[What is required]
Going through the entries below, find how many lines hold "Pilot", then give that number alone.

>>>>

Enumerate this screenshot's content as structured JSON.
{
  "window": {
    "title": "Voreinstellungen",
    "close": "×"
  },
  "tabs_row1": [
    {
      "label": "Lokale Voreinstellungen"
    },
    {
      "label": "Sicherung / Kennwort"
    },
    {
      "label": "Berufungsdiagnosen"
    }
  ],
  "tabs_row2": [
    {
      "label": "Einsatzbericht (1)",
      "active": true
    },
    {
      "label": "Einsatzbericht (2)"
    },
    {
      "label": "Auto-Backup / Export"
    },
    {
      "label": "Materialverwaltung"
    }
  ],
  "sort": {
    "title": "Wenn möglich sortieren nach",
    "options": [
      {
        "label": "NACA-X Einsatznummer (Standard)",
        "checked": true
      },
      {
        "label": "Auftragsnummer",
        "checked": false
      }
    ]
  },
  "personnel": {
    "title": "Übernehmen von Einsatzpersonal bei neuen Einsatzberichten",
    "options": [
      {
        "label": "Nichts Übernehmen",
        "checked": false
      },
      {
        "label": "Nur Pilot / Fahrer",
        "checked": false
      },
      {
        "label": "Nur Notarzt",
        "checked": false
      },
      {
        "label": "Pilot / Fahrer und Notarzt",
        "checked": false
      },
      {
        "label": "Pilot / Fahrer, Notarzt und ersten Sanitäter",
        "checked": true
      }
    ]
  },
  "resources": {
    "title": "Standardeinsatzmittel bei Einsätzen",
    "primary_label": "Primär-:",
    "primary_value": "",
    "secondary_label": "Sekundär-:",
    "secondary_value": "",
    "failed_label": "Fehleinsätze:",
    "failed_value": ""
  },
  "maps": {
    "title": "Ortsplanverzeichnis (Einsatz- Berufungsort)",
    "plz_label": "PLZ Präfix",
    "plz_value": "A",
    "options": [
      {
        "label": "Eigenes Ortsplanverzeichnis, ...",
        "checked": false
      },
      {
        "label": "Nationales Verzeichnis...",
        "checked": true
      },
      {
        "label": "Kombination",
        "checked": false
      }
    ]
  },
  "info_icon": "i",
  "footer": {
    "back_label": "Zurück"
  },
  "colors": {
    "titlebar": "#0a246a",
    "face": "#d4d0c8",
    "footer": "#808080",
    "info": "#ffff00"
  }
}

<<<<

[Written response]
3